SET PROBLEM: Write out the listing in full, matching it word for word.

GIVEN DATA:
-- begin --
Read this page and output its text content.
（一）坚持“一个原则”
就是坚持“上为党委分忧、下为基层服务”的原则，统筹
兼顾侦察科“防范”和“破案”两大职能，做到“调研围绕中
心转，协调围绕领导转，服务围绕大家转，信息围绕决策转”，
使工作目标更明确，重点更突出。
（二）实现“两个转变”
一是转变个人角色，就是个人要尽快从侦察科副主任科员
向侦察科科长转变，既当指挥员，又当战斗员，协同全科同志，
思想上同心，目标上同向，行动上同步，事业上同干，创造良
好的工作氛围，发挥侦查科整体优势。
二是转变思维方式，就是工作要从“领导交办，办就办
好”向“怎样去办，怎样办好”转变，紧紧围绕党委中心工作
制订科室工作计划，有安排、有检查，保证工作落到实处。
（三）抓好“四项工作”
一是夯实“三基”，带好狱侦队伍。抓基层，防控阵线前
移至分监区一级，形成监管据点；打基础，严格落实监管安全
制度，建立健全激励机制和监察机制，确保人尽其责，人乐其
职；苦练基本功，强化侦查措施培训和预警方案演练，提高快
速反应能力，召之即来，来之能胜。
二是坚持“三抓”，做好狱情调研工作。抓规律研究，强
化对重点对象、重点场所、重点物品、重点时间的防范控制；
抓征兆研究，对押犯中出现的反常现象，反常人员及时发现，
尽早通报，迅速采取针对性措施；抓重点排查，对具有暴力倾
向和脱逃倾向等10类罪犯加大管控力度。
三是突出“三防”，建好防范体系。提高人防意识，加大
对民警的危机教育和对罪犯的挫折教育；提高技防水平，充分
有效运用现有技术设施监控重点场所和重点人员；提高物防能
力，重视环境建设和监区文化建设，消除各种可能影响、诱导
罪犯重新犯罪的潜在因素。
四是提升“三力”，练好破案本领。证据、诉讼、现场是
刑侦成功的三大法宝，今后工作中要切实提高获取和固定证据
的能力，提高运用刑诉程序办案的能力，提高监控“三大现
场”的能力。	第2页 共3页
-- end --
OUTPUT FOR THIS EXERCISE:
Read this page and output its text content.
（一）坚持“一个原则”
就是坚持“上为党委分忧、下为基层服务”的原则，统筹
兼顾侦察科“防范”和“破案”两大职能，做到“调研围绕中
心转，协调围绕领导转，服务围绕大家转，信息围绕决策转”，
使工作目标更明确，重点更突出。
（二）实现“两个转变”
一是转变个人角色，就是个人要尽快从侦察科副主任科员
向侦察科科长转变，既当指挥员，又当战斗员，协同全科同志，
思想上同心，目标上同向，行动上同步，事业上同干，创造良
好的工作氛围，发挥侦查科整体优势。
二是转变思维方式，就是工作要从“领导交办，办就办
好”向“怎样去办，怎样办好”转变，紧紧围绕党委中心工作
制订科室工作计划，有安排、有检查，保证工作落到实处。
（三）抓好“四项工作”
一是夯实“三基”，带好狱侦队伍。抓基层，防控阵线前
移至分监区一级，形成监管据点；打基础，严格落实监管安全
制度，建立健全激励机制和监察机制，确保人尽其责，人乐其
职；苦练基本功，强化侦查措施培训和预警方案演练，提高快
速反应能力，召之即来，来之能胜。
二是坚持“三抓”，做好狱情调研工作。抓规律研究，强
化对重点对象、重点场所、重点物品、重点时间的防范控制；
抓征兆研究，对押犯中出现的反常现象，反常人员及时发现，
尽早通报，迅速采取针对性措施；抓重点排查，对具有暴力倾
向和脱逃倾向等10类罪犯加大管控力度。
三是突出“三防”，建好防范体系。提高人防意识，加大
对民警的危机教育和对罪犯的挫折教育；提高技防水平，充分
有效运用现有技术设施监控重点场所和重点人员；提高物防能
力，重视环境建设和监区文化建设，消除各种可能影响、诱导
罪犯重新犯罪的潜在因素。
四是提升“三力”，练好破案本领。证据、诉讼、现场是
刑侦成功的三大法宝，今后工作中要切实提高获取和固定证据
的能力，提高运用刑诉程序办案的能力，提高监控“三大现
场”的能力。	第2页 共3页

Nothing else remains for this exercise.